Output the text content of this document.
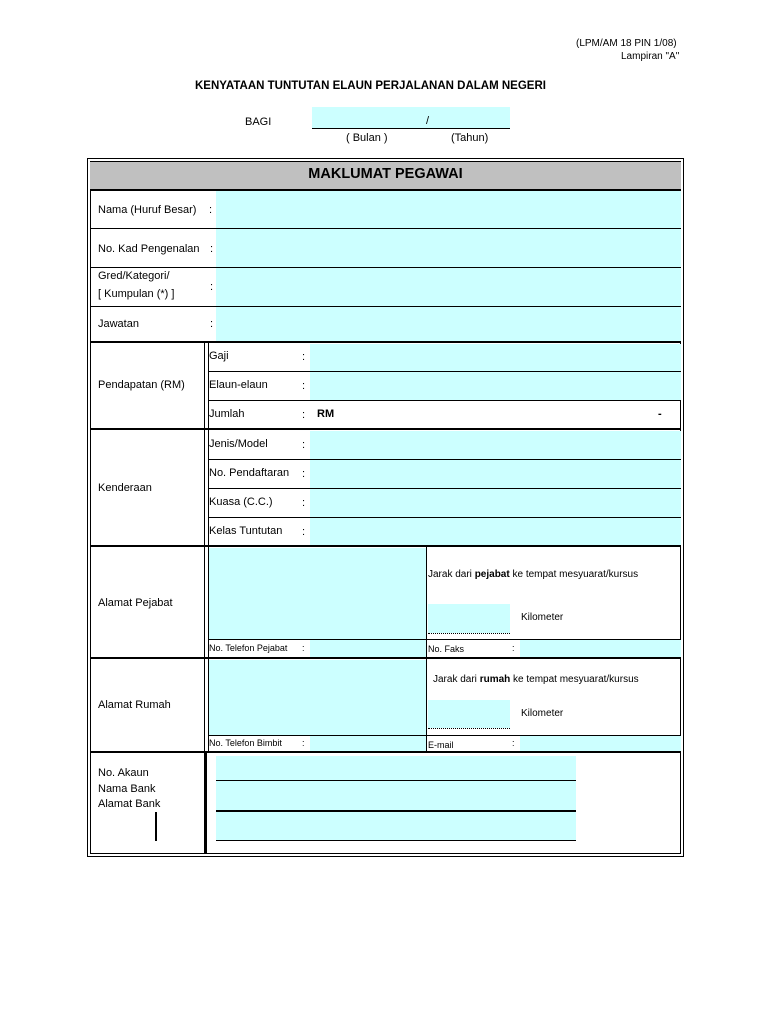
(LPM/AM 18 PIN 1/08)
Lampiran "A"
KENYATAAN TUNTUTAN ELAUN PERJALANAN DALAM NEGERI
BAGI	/
( Bulan )	(Tahun)
MAKLUMAT PEGAWAI
Nama (Huruf Besar) :
No. Kad Pengenalan :
Gred/Kategori/
[ Kumpulan (*) ]
:
Jawatan	:
Pendapatan (RM)
Gaji	:
Elaun-elaun	:
Jumlah	: RM	-
Kenderaan
Jenis/Model	:
No. Pendaftaran :
Kuasa (C.C.)	:
Kelas Tuntutan :
Alamat Pejabat
Jarak dari pejabat ke tempat mesyuarat/kursus
Kilometer
No. Telefon Pejabat :	No. Faks	:
Alamat Rumah
Jarak dari rumah ke tempat mesyuarat/kursus
Kilometer
No. Telefon Bimbit :	E-mail	:
No. Akaun
Nama Bank
Alamat Bank
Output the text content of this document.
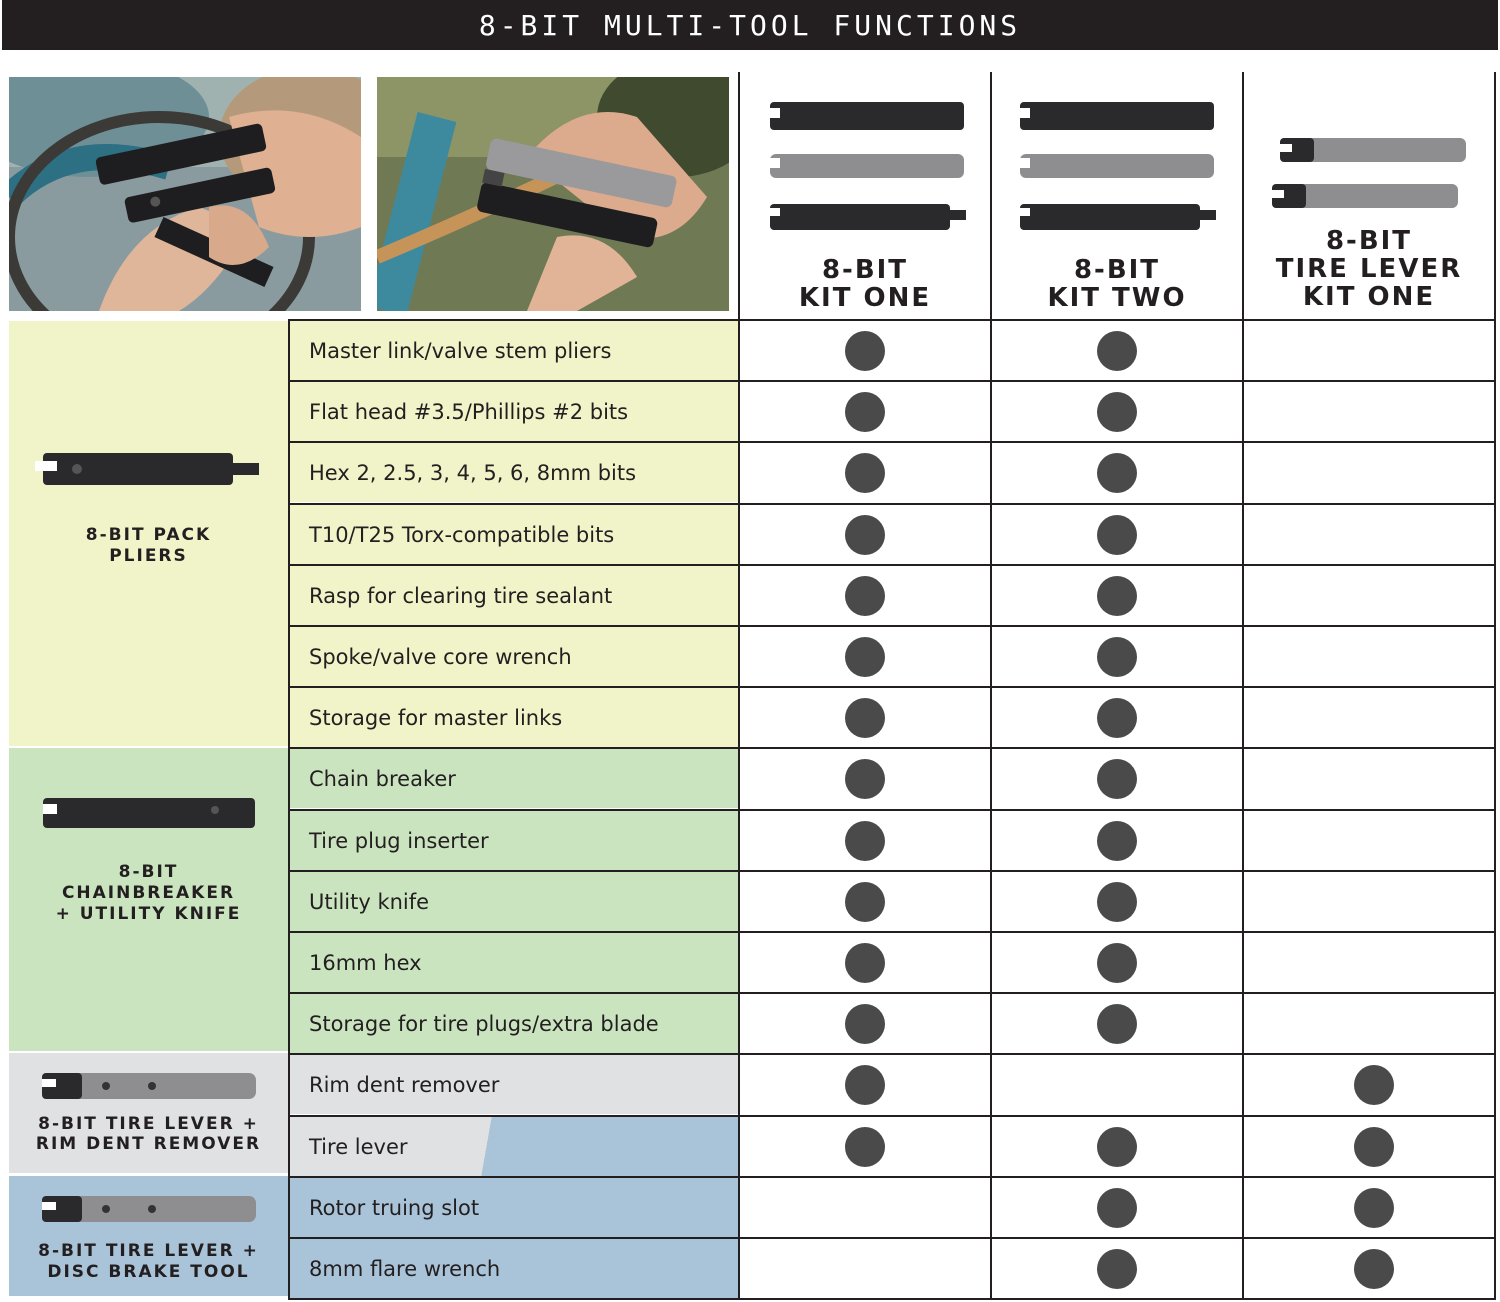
8-BIT MULTI-TOOL FUNCTIONS
8-BIT
KIT ONE
8-BIT
KIT TWO
8-BIT
TIRE LEVER
KIT ONE
8-BIT PACK
PLIERS
8-BIT
CHAINBREAKER
+ UTILITY KNIFE
8-BIT TIRE LEVER +
RIM DENT REMOVER
8-BIT TIRE LEVER +
DISC BRAKE TOOL
Master link/valve stem pliers
Flat head #3.5/Phillips #2 bits
Hex 2, 2.5, 3, 4, 5, 6, 8mm bits
T10/T25 Torx-compatible bits
Rasp for clearing tire sealant
Spoke/valve core wrench
Storage for master links
Chain breaker
Tire plug inserter
Utility knife
16mm hex
Storage for tire plugs/extra blade
Rim dent remover
Tire lever
Rotor truing slot
8mm flare wrench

Required work>
Print all entries exactly. The images do not belong in the copy.

Exercise solution>
Output the text content of this document.
(LPM/AM 18 PIN 1/08)
Lampiran "A"
KENYATAAN TUNTUTAN ELAUN PERJALANAN DALAM NEGERI
BAGI	/
( Bulan )	(Tahun)
MAKLUMAT PEGAWAI
Nama (Huruf Besar) :
No. Kad Pengenalan :
Gred/Kategori/
[ Kumpulan (*) ]
:
Jawatan	:
Pendapatan (RM)
Gaji	:
Elaun-elaun	:
Jumlah	: RM	-
Kenderaan
Jenis/Model	:
No. Pendaftaran :
Kuasa (C.C.)	:
Kelas Tuntutan :
Alamat Pejabat
Jarak dari pejabat ke tempat mesyuarat/kursus
Kilometer
No. Telefon Pejabat :	No. Faks	:
Alamat Rumah
Jarak dari rumah ke tempat mesyuarat/kursus
Kilometer
No. Telefon Bimbit :	E-mail	:
No. Akaun
Nama Bank
Alamat Bank
Output the text content of this document.
8-BIT MULTI-TOOL FUNCTIONS
8-BIT
KIT ONE
8-BIT
KIT TWO
8-BIT
TIRE LEVER
KIT ONE
8-BIT PACK
PLIERS
8-BIT
CHAINBREAKER
+ UTILITY KNIFE
8-BIT TIRE LEVER +
RIM DENT REMOVER
8-BIT TIRE LEVER +
DISC BRAKE TOOL
Master link/valve stem pliers
Flat head #3.5/Phillips #2 bits
Hex 2, 2.5, 3, 4, 5, 6, 8mm bits
T10/T25 Torx-compatible bits
Rasp for clearing tire sealant
Spoke/valve core wrench
Storage for master links
Chain breaker
Tire plug inserter
Utility knife
16mm hex
Storage for tire plugs/extra blade
Rim dent remover
Tire lever
Rotor truing slot
8mm flare wrench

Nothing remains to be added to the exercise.